* _DATA SHOWN_:
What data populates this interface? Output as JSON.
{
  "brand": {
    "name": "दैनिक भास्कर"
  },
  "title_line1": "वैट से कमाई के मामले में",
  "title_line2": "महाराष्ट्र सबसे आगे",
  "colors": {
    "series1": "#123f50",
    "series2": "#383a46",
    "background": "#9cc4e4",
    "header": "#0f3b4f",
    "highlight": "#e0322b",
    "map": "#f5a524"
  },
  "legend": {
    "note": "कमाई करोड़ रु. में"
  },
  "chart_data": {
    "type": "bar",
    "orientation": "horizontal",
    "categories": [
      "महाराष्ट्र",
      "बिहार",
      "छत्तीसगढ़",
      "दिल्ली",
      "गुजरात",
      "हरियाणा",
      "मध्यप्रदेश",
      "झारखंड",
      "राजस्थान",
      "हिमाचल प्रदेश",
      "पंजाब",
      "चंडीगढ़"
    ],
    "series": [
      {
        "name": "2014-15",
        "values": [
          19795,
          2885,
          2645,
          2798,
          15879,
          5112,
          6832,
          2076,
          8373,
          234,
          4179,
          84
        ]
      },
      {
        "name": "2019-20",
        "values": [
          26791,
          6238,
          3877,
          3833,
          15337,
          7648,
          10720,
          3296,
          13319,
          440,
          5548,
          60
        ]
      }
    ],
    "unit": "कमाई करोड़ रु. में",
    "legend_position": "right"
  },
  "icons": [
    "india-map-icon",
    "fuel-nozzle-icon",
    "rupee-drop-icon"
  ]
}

* _WHAT THIS TASK INVOLVES_:
Please reproduce each line exactly as written.

* _EXPECTED ANSWER_:
What data populates this interface? Output as JSON.
{
  "brand": {
    "name": "दैनिक भास्कर"
  },
  "title_line1": "वैट से कमाई के मामले में",
  "title_line2": "महाराष्ट्र सबसे आगे",
  "colors": {
    "series1": "#123f50",
    "series2": "#383a46",
    "background": "#9cc4e4",
    "header": "#0f3b4f",
    "highlight": "#e0322b",
    "map": "#f5a524"
  },
  "legend": {
    "note": "कमाई करोड़ रु. में"
  },
  "chart_data": {
    "type": "bar",
    "orientation": "horizontal",
    "categories": [
      "महाराष्ट्र",
      "बिहार",
      "छत्तीसगढ़",
      "दिल्ली",
      "गुजरात",
      "हरियाणा",
      "मध्यप्रदेश",
      "झारखंड",
      "राजस्थान",
      "हिमाचल प्रदेश",
      "पंजाब",
      "चंडीगढ़"
    ],
    "series": [
      {
        "name": "2014-15",
        "values": [
          19795,
          2885,
          2645,
          2798,
          15879,
          5112,
          6832,
          2076,
          8373,
          234,
          4179,
          84
        ]
      },
      {
        "name": "2019-20",
        "values": [
          26791,
          6238,
          3877,
          3833,
          15337,
          7648,
          10720,
          3296,
          13319,
          440,
          5548,
          60
        ]
      }
    ],
    "unit": "कमाई करोड़ रु. में",
    "legend_position": "right"
  },
  "icons": [
    "india-map-icon",
    "fuel-nozzle-icon",
    "rupee-drop-icon"
  ]
}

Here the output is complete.